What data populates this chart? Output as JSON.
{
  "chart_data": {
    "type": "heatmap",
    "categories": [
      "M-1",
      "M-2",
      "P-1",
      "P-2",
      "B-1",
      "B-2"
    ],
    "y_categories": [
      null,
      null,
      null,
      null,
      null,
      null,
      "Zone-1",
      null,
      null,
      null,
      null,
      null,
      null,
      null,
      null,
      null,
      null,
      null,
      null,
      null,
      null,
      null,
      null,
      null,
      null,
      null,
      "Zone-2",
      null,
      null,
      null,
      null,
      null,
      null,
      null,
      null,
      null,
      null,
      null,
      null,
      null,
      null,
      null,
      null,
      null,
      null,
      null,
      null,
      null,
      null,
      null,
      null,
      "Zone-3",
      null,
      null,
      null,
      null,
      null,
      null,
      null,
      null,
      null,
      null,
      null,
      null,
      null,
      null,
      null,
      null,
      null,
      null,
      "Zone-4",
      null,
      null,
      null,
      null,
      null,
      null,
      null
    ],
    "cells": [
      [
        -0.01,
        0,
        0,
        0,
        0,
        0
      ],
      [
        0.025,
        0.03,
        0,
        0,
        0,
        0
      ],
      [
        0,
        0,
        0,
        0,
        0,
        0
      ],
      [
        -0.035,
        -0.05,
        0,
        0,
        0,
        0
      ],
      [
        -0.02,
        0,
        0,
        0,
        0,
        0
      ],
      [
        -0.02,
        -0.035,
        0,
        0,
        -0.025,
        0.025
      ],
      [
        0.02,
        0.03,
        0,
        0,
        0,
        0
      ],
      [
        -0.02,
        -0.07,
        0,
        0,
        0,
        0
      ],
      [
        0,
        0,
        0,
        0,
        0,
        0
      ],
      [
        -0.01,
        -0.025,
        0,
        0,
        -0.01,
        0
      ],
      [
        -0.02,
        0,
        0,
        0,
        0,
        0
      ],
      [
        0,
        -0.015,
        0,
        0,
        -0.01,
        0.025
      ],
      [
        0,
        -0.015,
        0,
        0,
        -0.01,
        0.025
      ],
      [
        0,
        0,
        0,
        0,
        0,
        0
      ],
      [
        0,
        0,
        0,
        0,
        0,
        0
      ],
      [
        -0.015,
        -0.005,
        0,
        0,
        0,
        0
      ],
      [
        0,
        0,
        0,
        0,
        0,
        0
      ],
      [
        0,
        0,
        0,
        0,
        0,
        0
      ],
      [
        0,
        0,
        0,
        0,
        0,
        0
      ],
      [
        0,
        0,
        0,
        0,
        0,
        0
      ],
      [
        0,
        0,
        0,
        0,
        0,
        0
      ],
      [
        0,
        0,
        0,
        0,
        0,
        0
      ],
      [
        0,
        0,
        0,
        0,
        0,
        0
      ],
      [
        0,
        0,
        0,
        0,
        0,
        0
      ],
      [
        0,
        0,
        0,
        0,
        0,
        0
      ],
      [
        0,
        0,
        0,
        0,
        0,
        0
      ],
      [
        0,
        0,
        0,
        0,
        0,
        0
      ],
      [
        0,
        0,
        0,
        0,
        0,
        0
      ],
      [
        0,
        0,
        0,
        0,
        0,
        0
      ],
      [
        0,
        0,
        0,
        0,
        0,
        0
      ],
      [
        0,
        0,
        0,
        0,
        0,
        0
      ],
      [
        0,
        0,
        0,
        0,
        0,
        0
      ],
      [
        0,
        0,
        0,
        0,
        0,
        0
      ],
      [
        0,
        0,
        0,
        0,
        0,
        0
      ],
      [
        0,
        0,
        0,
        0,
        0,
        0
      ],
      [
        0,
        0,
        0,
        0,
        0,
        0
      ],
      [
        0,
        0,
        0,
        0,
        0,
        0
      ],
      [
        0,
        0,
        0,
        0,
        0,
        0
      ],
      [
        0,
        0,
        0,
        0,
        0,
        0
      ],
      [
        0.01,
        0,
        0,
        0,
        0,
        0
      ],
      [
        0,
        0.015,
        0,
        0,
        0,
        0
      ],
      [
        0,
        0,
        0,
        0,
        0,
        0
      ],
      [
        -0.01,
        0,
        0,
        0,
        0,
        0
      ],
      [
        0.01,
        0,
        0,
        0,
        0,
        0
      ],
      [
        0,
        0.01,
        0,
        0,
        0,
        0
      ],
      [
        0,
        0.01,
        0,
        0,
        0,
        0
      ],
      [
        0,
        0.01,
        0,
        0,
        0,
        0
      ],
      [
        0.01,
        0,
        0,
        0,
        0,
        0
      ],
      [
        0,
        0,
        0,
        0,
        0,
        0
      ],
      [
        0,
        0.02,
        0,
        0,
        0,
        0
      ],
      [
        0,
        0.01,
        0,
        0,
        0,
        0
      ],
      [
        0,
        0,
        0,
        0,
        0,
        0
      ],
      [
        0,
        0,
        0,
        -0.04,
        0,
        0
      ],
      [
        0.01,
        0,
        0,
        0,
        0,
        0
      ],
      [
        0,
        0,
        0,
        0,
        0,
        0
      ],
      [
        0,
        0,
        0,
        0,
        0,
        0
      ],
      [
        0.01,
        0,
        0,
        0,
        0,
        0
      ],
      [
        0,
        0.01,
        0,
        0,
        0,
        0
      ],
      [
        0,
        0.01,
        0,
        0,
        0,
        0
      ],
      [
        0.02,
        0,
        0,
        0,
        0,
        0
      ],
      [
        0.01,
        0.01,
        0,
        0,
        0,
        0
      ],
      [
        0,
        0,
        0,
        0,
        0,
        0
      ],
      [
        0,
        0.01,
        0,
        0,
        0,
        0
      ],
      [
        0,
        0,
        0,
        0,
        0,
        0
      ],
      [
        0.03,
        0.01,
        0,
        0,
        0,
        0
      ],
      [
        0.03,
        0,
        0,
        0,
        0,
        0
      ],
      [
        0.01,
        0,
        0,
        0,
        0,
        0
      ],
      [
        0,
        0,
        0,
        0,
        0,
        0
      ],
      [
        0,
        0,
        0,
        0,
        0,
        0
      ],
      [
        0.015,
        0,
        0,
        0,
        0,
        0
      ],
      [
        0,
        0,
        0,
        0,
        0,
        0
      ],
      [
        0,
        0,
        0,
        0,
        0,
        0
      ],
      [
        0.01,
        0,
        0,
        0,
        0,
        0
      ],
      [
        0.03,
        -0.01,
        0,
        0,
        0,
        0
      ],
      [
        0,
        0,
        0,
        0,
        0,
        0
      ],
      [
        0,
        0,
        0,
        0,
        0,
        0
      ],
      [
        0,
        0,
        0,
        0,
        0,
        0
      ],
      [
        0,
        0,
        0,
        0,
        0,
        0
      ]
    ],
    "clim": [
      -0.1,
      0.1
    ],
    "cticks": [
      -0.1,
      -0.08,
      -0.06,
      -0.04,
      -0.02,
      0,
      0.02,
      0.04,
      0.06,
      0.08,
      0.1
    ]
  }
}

☆ ☆ ☆ ☆

→ STATED EXERCISE
Extract all lines as given.

→ ANSWER TO THE TASK
What data populates this chart? Output as JSON.
{
  "chart_data": {
    "type": "heatmap",
    "categories": [
      "M-1",
      "M-2",
      "P-1",
      "P-2",
      "B-1",
      "B-2"
    ],
    "y_categories": [
      null,
      null,
      null,
      null,
      null,
      null,
      "Zone-1",
      null,
      null,
      null,
      null,
      null,
      null,
      null,
      null,
      null,
      null,
      null,
      null,
      null,
      null,
      null,
      null,
      null,
      null,
      null,
      "Zone-2",
      null,
      null,
      null,
      null,
      null,
      null,
      null,
      null,
      null,
      null,
      null,
      null,
      null,
      null,
      null,
      null,
      null,
      null,
      null,
      null,
      null,
      null,
      null,
      null,
      "Zone-3",
      null,
      null,
      null,
      null,
      null,
      null,
      null,
      null,
      null,
      null,
      null,
      null,
      null,
      null,
      null,
      null,
      null,
      null,
      "Zone-4",
      null,
      null,
      null,
      null,
      null,
      null,
      null
    ],
    "cells": [
      [
        -0.01,
        0,
        0,
        0,
        0,
        0
      ],
      [
        0.025,
        0.03,
        0,
        0,
        0,
        0
      ],
      [
        0,
        0,
        0,
        0,
        0,
        0
      ],
      [
        -0.035,
        -0.05,
        0,
        0,
        0,
        0
      ],
      [
        -0.02,
        0,
        0,
        0,
        0,
        0
      ],
      [
        -0.02,
        -0.035,
        0,
        0,
        -0.025,
        0.025
      ],
      [
        0.02,
        0.03,
        0,
        0,
        0,
        0
      ],
      [
        -0.02,
        -0.07,
        0,
        0,
        0,
        0
      ],
      [
        0,
        0,
        0,
        0,
        0,
        0
      ],
      [
        -0.01,
        -0.025,
        0,
        0,
        -0.01,
        0
      ],
      [
        -0.02,
        0,
        0,
        0,
        0,
        0
      ],
      [
        0,
        -0.015,
        0,
        0,
        -0.01,
        0.025
      ],
      [
        0,
        -0.015,
        0,
        0,
        -0.01,
        0.025
      ],
      [
        0,
        0,
        0,
        0,
        0,
        0
      ],
      [
        0,
        0,
        0,
        0,
        0,
        0
      ],
      [
        -0.015,
        -0.005,
        0,
        0,
        0,
        0
      ],
      [
        0,
        0,
        0,
        0,
        0,
        0
      ],
      [
        0,
        0,
        0,
        0,
        0,
        0
      ],
      [
        0,
        0,
        0,
        0,
        0,
        0
      ],
      [
        0,
        0,
        0,
        0,
        0,
        0
      ],
      [
        0,
        0,
        0,
        0,
        0,
        0
      ],
      [
        0,
        0,
        0,
        0,
        0,
        0
      ],
      [
        0,
        0,
        0,
        0,
        0,
        0
      ],
      [
        0,
        0,
        0,
        0,
        0,
        0
      ],
      [
        0,
        0,
        0,
        0,
        0,
        0
      ],
      [
        0,
        0,
        0,
        0,
        0,
        0
      ],
      [
        0,
        0,
        0,
        0,
        0,
        0
      ],
      [
        0,
        0,
        0,
        0,
        0,
        0
      ],
      [
        0,
        0,
        0,
        0,
        0,
        0
      ],
      [
        0,
        0,
        0,
        0,
        0,
        0
      ],
      [
        0,
        0,
        0,
        0,
        0,
        0
      ],
      [
        0,
        0,
        0,
        0,
        0,
        0
      ],
      [
        0,
        0,
        0,
        0,
        0,
        0
      ],
      [
        0,
        0,
        0,
        0,
        0,
        0
      ],
      [
        0,
        0,
        0,
        0,
        0,
        0
      ],
      [
        0,
        0,
        0,
        0,
        0,
        0
      ],
      [
        0,
        0,
        0,
        0,
        0,
        0
      ],
      [
        0,
        0,
        0,
        0,
        0,
        0
      ],
      [
        0,
        0,
        0,
        0,
        0,
        0
      ],
      [
        0.01,
        0,
        0,
        0,
        0,
        0
      ],
      [
        0,
        0.015,
        0,
        0,
        0,
        0
      ],
      [
        0,
        0,
        0,
        0,
        0,
        0
      ],
      [
        -0.01,
        0,
        0,
        0,
        0,
        0
      ],
      [
        0.01,
        0,
        0,
        0,
        0,
        0
      ],
      [
        0,
        0.01,
        0,
        0,
        0,
        0
      ],
      [
        0,
        0.01,
        0,
        0,
        0,
        0
      ],
      [
        0,
        0.01,
        0,
        0,
        0,
        0
      ],
      [
        0.01,
        0,
        0,
        0,
        0,
        0
      ],
      [
        0,
        0,
        0,
        0,
        0,
        0
      ],
      [
        0,
        0.02,
        0,
        0,
        0,
        0
      ],
      [
        0,
        0.01,
        0,
        0,
        0,
        0
      ],
      [
        0,
        0,
        0,
        0,
        0,
        0
      ],
      [
        0,
        0,
        0,
        -0.04,
        0,
        0
      ],
      [
        0.01,
        0,
        0,
        0,
        0,
        0
      ],
      [
        0,
        0,
        0,
        0,
        0,
        0
      ],
      [
        0,
        0,
        0,
        0,
        0,
        0
      ],
      [
        0.01,
        0,
        0,
        0,
        0,
        0
      ],
      [
        0,
        0.01,
        0,
        0,
        0,
        0
      ],
      [
        0,
        0.01,
        0,
        0,
        0,
        0
      ],
      [
        0.02,
        0,
        0,
        0,
        0,
        0
      ],
      [
        0.01,
        0.01,
        0,
        0,
        0,
        0
      ],
      [
        0,
        0,
        0,
        0,
        0,
        0
      ],
      [
        0,
        0.01,
        0,
        0,
        0,
        0
      ],
      [
        0,
        0,
        0,
        0,
        0,
        0
      ],
      [
        0.03,
        0.01,
        0,
        0,
        0,
        0
      ],
      [
        0.03,
        0,
        0,
        0,
        0,
        0
      ],
      [
        0.01,
        0,
        0,
        0,
        0,
        0
      ],
      [
        0,
        0,
        0,
        0,
        0,
        0
      ],
      [
        0,
        0,
        0,
        0,
        0,
        0
      ],
      [
        0.015,
        0,
        0,
        0,
        0,
        0
      ],
      [
        0,
        0,
        0,
        0,
        0,
        0
      ],
      [
        0,
        0,
        0,
        0,
        0,
        0
      ],
      [
        0.01,
        0,
        0,
        0,
        0,
        0
      ],
      [
        0.03,
        -0.01,
        0,
        0,
        0,
        0
      ],
      [
        0,
        0,
        0,
        0,
        0,
        0
      ],
      [
        0,
        0,
        0,
        0,
        0,
        0
      ],
      [
        0,
        0,
        0,
        0,
        0,
        0
      ],
      [
        0,
        0,
        0,
        0,
        0,
        0
      ]
    ],
    "clim": [
      -0.1,
      0.1
    ],
    "cticks": [
      -0.1,
      -0.08,
      -0.06,
      -0.04,
      -0.02,
      0,
      0.02,
      0.04,
      0.06,
      0.08,
      0.1
    ]
  }
}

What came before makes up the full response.